RECORDS SUPPLIED:
⟨
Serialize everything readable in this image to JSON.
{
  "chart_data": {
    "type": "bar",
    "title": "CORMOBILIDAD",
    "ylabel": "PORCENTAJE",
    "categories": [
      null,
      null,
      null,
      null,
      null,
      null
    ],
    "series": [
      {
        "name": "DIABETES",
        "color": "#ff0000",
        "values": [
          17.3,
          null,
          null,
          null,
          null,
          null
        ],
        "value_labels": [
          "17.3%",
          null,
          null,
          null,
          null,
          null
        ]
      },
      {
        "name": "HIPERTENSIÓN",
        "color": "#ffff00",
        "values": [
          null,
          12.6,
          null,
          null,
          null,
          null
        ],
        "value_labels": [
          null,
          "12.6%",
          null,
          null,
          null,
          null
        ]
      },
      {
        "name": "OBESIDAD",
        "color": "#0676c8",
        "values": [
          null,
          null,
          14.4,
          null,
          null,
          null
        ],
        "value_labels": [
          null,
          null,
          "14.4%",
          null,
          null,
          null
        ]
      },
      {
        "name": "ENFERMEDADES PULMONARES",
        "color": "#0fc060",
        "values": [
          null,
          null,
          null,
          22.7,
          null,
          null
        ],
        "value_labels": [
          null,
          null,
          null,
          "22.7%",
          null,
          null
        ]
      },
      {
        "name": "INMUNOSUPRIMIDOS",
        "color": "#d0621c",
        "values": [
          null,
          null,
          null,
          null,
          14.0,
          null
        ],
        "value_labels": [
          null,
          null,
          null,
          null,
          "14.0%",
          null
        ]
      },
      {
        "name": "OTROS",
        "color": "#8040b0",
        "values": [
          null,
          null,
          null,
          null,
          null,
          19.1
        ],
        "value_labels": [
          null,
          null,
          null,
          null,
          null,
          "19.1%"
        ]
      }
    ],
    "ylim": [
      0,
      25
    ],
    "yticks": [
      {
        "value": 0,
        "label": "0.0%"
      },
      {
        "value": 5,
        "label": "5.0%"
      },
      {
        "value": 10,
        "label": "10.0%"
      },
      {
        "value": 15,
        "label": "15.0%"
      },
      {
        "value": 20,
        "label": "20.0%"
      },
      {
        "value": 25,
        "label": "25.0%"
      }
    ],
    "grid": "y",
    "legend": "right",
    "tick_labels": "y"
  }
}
⟩
INSTRUCTION:
Repeat every line of the data, exactly and in full.

TASK RESULT:
Serialize everything readable in this image to JSON.
{
  "chart_data": {
    "type": "bar",
    "title": "CORMOBILIDAD",
    "ylabel": "PORCENTAJE",
    "categories": [
      null,
      null,
      null,
      null,
      null,
      null
    ],
    "series": [
      {
        "name": "DIABETES",
        "color": "#ff0000",
        "values": [
          17.3,
          null,
          null,
          null,
          null,
          null
        ],
        "value_labels": [
          "17.3%",
          null,
          null,
          null,
          null,
          null
        ]
      },
      {
        "name": "HIPERTENSIÓN",
        "color": "#ffff00",
        "values": [
          null,
          12.6,
          null,
          null,
          null,
          null
        ],
        "value_labels": [
          null,
          "12.6%",
          null,
          null,
          null,
          null
        ]
      },
      {
        "name": "OBESIDAD",
        "color": "#0676c8",
        "values": [
          null,
          null,
          14.4,
          null,
          null,
          null
        ],
        "value_labels": [
          null,
          null,
          "14.4%",
          null,
          null,
          null
        ]
      },
      {
        "name": "ENFERMEDADES PULMONARES",
        "color": "#0fc060",
        "values": [
          null,
          null,
          null,
          22.7,
          null,
          null
        ],
        "value_labels": [
          null,
          null,
          null,
          "22.7%",
          null,
          null
        ]
      },
      {
        "name": "INMUNOSUPRIMIDOS",
        "color": "#d0621c",
        "values": [
          null,
          null,
          null,
          null,
          14.0,
          null
        ],
        "value_labels": [
          null,
          null,
          null,
          null,
          "14.0%",
          null
        ]
      },
      {
        "name": "OTROS",
        "color": "#8040b0",
        "values": [
          null,
          null,
          null,
          null,
          null,
          19.1
        ],
        "value_labels": [
          null,
          null,
          null,
          null,
          null,
          "19.1%"
        ]
      }
    ],
    "ylim": [
      0,
      25
    ],
    "yticks": [
      {
        "value": 0,
        "label": "0.0%"
      },
      {
        "value": 5,
        "label": "5.0%"
      },
      {
        "value": 10,
        "label": "10.0%"
      },
      {
        "value": 15,
        "label": "15.0%"
      },
      {
        "value": 20,
        "label": "20.0%"
      },
      {
        "value": 25,
        "label": "25.0%"
      }
    ],
    "grid": "y",
    "legend": "right",
    "tick_labels": "y"
  }
}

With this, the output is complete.